Exercise requirements ::
Please give the entries again in full and exactly, without any picture.

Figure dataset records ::
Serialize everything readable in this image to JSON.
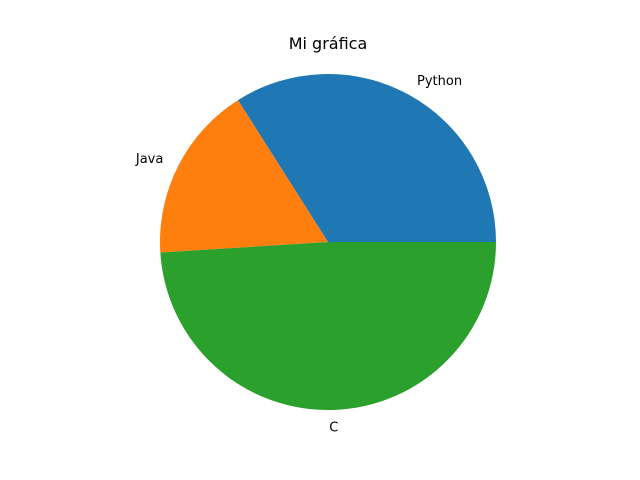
{
  "chart_data": {
    "type": "pie",
    "title": "Mi gráfica",
    "labels": [
      "Python",
      "Java",
      "C"
    ],
    "values": [
      34,
      17,
      49
    ],
    "colors": [
      "#1f77b4",
      "#ff7f0e",
      "#2ca02c"
    ],
    "start_angle": 0,
    "direction": "counterclockwise",
    "legend": "none"
  }
}
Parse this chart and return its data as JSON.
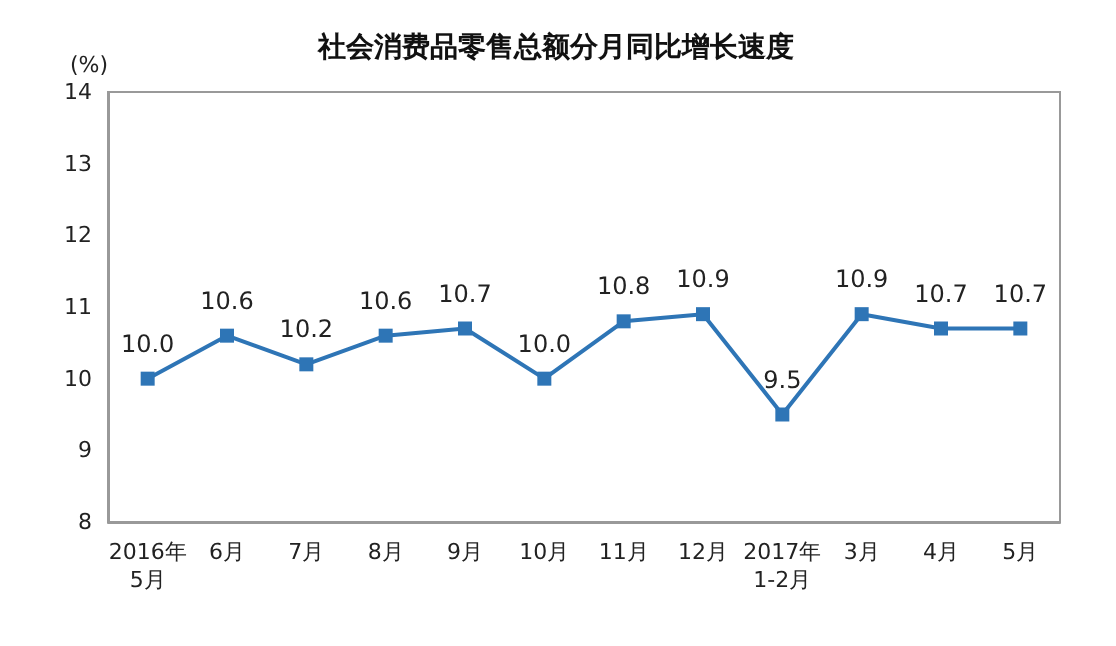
{
  "chart_data": {
    "type": "line",
    "title": "社会消费品零售总额分月同比增长速度",
    "ylabel": "(%)",
    "categories": [
      "2016年\n5月",
      "6月",
      "7月",
      "8月",
      "9月",
      "10月",
      "11月",
      "12月",
      "2017年\n1-2月",
      "3月",
      "4月",
      "5月"
    ],
    "series": [
      {
        "color": "#2e75b6",
        "values": [
          10.0,
          10.6,
          10.2,
          10.6,
          10.7,
          10.0,
          10.8,
          10.9,
          9.5,
          10.9,
          10.7,
          10.7
        ],
        "value_labels": [
          "10.0",
          "10.6",
          "10.2",
          "10.6",
          "10.7",
          "10.0",
          "10.8",
          "10.9",
          "9.5",
          "10.9",
          "10.7",
          "10.7"
        ]
      }
    ],
    "ylim": [
      8,
      14
    ],
    "yticks": [
      8,
      9,
      10,
      11,
      12,
      13,
      14
    ],
    "grid": false,
    "marker": "square",
    "line_style": "solid"
  }
}
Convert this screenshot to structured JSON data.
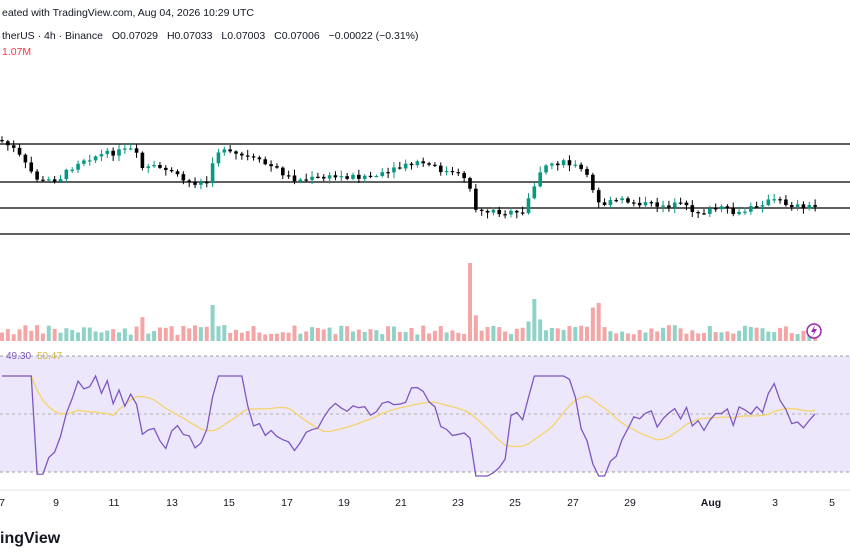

Response for this exercise ::
Serialize everything readable in this image to JSON.
{
  "chart_data": {
    "type": "pie",
    "title": "Mi gráfica",
    "labels": [
      "Python",
      "Java",
      "C"
    ],
    "values": [
      34,
      17,
      49
    ],
    "colors": [
      "#1f77b4",
      "#ff7f0e",
      "#2ca02c"
    ],
    "start_angle": 0,
    "direction": "counterclockwise",
    "legend": "none"
  }
}
Parse this chart and return its data as JSON.
{
  "chart_data": {
    "type": "line",
    "title": "社会消费品零售总额分月同比增长速度",
    "ylabel": "(%)",
    "categories": [
      "2016年\n5月",
      "6月",
      "7月",
      "8月",
      "9月",
      "10月",
      "11月",
      "12月",
      "2017年\n1-2月",
      "3月",
      "4月",
      "5月"
    ],
    "series": [
      {
        "color": "#2e75b6",
        "values": [
          10.0,
          10.6,
          10.2,
          10.6,
          10.7,
          10.0,
          10.8,
          10.9,
          9.5,
          10.9,
          10.7,
          10.7
        ],
        "value_labels": [
          "10.0",
          "10.6",
          "10.2",
          "10.6",
          "10.7",
          "10.0",
          "10.8",
          "10.9",
          "9.5",
          "10.9",
          "10.7",
          "10.7"
        ]
      }
    ],
    "ylim": [
      8,
      14
    ],
    "yticks": [
      8,
      9,
      10,
      11,
      12,
      13,
      14
    ],
    "grid": false,
    "marker": "square",
    "line_style": "solid"
  }
}
Convert this screenshot to structured JSON data.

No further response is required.